--- Start of Supplied information ---

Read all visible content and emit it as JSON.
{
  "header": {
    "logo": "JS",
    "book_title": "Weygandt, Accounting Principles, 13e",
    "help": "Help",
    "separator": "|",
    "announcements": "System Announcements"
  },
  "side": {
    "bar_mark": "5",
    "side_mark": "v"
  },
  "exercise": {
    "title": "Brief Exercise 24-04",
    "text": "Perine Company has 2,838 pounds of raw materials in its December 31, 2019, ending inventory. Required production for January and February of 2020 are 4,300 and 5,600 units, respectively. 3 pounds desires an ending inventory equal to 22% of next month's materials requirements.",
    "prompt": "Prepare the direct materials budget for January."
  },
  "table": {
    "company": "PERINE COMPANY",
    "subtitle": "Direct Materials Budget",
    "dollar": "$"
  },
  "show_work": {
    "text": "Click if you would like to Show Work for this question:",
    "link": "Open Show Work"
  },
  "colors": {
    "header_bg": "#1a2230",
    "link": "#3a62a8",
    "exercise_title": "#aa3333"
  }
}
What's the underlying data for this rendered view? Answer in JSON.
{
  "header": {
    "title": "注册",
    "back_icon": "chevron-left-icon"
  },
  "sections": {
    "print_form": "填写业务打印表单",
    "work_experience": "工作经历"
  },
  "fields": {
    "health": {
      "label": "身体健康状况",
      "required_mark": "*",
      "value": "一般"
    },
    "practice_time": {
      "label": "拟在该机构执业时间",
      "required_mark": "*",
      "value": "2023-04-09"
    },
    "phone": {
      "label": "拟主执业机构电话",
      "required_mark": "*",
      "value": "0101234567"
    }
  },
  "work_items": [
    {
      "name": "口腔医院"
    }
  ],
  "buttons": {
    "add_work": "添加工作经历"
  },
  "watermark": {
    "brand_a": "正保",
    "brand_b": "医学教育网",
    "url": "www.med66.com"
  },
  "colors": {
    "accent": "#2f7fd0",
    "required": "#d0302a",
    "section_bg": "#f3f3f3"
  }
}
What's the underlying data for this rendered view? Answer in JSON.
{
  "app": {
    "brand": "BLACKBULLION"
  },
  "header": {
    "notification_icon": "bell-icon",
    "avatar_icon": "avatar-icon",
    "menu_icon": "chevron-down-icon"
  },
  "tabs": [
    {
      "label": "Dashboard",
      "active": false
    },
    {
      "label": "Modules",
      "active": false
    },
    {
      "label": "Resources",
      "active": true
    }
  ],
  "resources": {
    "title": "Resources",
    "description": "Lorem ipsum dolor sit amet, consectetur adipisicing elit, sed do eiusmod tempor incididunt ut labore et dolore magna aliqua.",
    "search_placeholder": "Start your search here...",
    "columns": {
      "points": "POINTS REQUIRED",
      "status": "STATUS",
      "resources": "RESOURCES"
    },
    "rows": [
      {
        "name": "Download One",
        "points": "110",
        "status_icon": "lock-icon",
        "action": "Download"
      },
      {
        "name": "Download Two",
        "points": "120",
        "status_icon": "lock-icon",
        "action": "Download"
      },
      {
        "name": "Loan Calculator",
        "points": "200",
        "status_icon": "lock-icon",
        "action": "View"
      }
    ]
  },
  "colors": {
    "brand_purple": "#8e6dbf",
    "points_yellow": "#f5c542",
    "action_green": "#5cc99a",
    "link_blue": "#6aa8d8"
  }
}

--- End of Supplied information ---

Transcribe all entries exactly as they are given.

Read all visible content and emit it as JSON.
{
  "header": {
    "logo": "JS",
    "book_title": "Weygandt, Accounting Principles, 13e",
    "help": "Help",
    "separator": "|",
    "announcements": "System Announcements"
  },
  "side": {
    "bar_mark": "5",
    "side_mark": "v"
  },
  "exercise": {
    "title": "Brief Exercise 24-04",
    "text": "Perine Company has 2,838 pounds of raw materials in its December 31, 2019, ending inventory. Required production for January and February of 2020 are 4,300 and 5,600 units, respectively. 3 pounds desires an ending inventory equal to 22% of next month's materials requirements.",
    "prompt": "Prepare the direct materials budget for January."
  },
  "table": {
    "company": "PERINE COMPANY",
    "subtitle": "Direct Materials Budget",
    "dollar": "$"
  },
  "show_work": {
    "text": "Click if you would like to Show Work for this question:",
    "link": "Open Show Work"
  },
  "colors": {
    "header_bg": "#1a2230",
    "link": "#3a62a8",
    "exercise_title": "#aa3333"
  }
}
What's the underlying data for this rendered view? Answer in JSON.
{
  "header": {
    "title": "注册",
    "back_icon": "chevron-left-icon"
  },
  "sections": {
    "print_form": "填写业务打印表单",
    "work_experience": "工作经历"
  },
  "fields": {
    "health": {
      "label": "身体健康状况",
      "required_mark": "*",
      "value": "一般"
    },
    "practice_time": {
      "label": "拟在该机构执业时间",
      "required_mark": "*",
      "value": "2023-04-09"
    },
    "phone": {
      "label": "拟主执业机构电话",
      "required_mark": "*",
      "value": "0101234567"
    }
  },
  "work_items": [
    {
      "name": "口腔医院"
    }
  ],
  "buttons": {
    "add_work": "添加工作经历"
  },
  "watermark": {
    "brand_a": "正保",
    "brand_b": "医学教育网",
    "url": "www.med66.com"
  },
  "colors": {
    "accent": "#2f7fd0",
    "required": "#d0302a",
    "section_bg": "#f3f3f3"
  }
}
What's the underlying data for this rendered view? Answer in JSON.
{
  "app": {
    "brand": "BLACKBULLION"
  },
  "header": {
    "notification_icon": "bell-icon",
    "avatar_icon": "avatar-icon",
    "menu_icon": "chevron-down-icon"
  },
  "tabs": [
    {
      "label": "Dashboard",
      "active": false
    },
    {
      "label": "Modules",
      "active": false
    },
    {
      "label": "Resources",
      "active": true
    }
  ],
  "resources": {
    "title": "Resources",
    "description": "Lorem ipsum dolor sit amet, consectetur adipisicing elit, sed do eiusmod tempor incididunt ut labore et dolore magna aliqua.",
    "search_placeholder": "Start your search here...",
    "columns": {
      "points": "POINTS REQUIRED",
      "status": "STATUS",
      "resources": "RESOURCES"
    },
    "rows": [
      {
        "name": "Download One",
        "points": "110",
        "status_icon": "lock-icon",
        "action": "Download"
      },
      {
        "name": "Download Two",
        "points": "120",
        "status_icon": "lock-icon",
        "action": "Download"
      },
      {
        "name": "Loan Calculator",
        "points": "200",
        "status_icon": "lock-icon",
        "action": "View"
      }
    ]
  },
  "colors": {
    "brand_purple": "#8e6dbf",
    "points_yellow": "#f5c542",
    "action_green": "#5cc99a",
    "link_blue": "#6aa8d8"
  }
}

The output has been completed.